Begin Provided entries
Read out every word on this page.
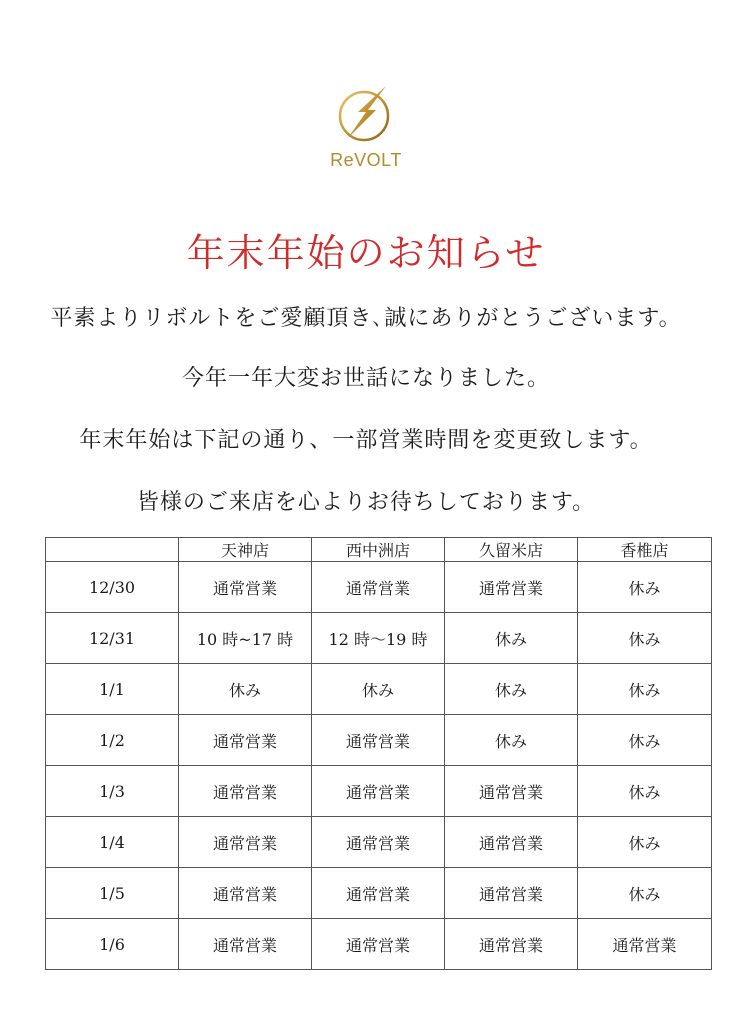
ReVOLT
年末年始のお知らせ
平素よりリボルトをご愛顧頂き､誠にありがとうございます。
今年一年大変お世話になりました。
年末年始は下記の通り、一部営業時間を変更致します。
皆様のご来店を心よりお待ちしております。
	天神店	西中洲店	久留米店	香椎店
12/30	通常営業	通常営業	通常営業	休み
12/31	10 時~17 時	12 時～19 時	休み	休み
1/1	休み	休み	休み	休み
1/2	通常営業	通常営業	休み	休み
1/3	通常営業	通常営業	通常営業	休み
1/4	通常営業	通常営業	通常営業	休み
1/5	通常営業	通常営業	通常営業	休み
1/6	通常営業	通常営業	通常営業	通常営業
End Provided entries
• [Exercise instructions]: Go through the listing above and return every line where the word "通常営業" occurs.

• [Right answer]:
12/30	通常営業	通常営業	通常営業	休み
1/2	通常営業	通常営業	休み	休み
1/3	通常営業	通常営業	通常営業	休み
1/4	通常営業	通常営業	通常営業	休み
1/5	通常営業	通常営業	通常営業	休み
1/6	通常営業	通常営業	通常営業	通常営業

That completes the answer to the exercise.